▶ **Problem**: Quote the entries that follow exactly, leaving none out.
-=-=-
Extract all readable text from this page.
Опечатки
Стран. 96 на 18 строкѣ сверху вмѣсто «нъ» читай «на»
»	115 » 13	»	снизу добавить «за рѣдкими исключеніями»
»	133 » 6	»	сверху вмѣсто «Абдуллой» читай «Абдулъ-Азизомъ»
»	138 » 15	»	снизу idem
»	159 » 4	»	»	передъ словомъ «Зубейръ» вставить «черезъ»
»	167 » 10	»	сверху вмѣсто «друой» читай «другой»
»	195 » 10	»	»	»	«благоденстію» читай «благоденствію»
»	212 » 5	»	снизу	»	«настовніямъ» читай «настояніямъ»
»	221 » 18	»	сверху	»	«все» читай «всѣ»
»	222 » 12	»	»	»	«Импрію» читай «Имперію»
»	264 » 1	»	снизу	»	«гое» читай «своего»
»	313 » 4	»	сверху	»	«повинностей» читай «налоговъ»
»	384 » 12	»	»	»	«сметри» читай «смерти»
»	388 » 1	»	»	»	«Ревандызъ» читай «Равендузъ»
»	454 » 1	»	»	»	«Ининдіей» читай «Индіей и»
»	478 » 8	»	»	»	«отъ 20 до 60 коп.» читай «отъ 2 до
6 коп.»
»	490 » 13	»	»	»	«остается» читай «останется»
-=-=-
▶ **Written response**:
Extract all readable text from this page.
Опечатки
Стран. 96 на 18 строкѣ сверху вмѣсто «нъ» читай «на»
»	115 » 13	»	снизу добавить «за рѣдкими исключеніями»
»	133 » 6	»	сверху вмѣсто «Абдуллой» читай «Абдулъ-Азизомъ»
»	138 » 15	»	снизу idem
»	159 » 4	»	»	передъ словомъ «Зубейръ» вставить «черезъ»
»	167 » 10	»	сверху вмѣсто «друой» читай «другой»
»	195 » 10	»	»	»	«благоденстію» читай «благоденствію»
»	212 » 5	»	снизу	»	«настовніямъ» читай «настояніямъ»
»	221 » 18	»	сверху	»	«все» читай «всѣ»
»	222 » 12	»	»	»	«Импрію» читай «Имперію»
»	264 » 1	»	снизу	»	«гое» читай «своего»
»	313 » 4	»	сверху	»	«повинностей» читай «налоговъ»
»	384 » 12	»	»	»	«сметри» читай «смерти»
»	388 » 1	»	»	»	«Ревандызъ» читай «Равендузъ»
»	454 » 1	»	»	»	«Ининдіей» читай «Индіей и»
»	478 » 8	»	»	»	«отъ 20 до 60 коп.» читай «отъ 2 до
6 коп.»
»	490 » 13	»	»	»	«остается» читай «останется»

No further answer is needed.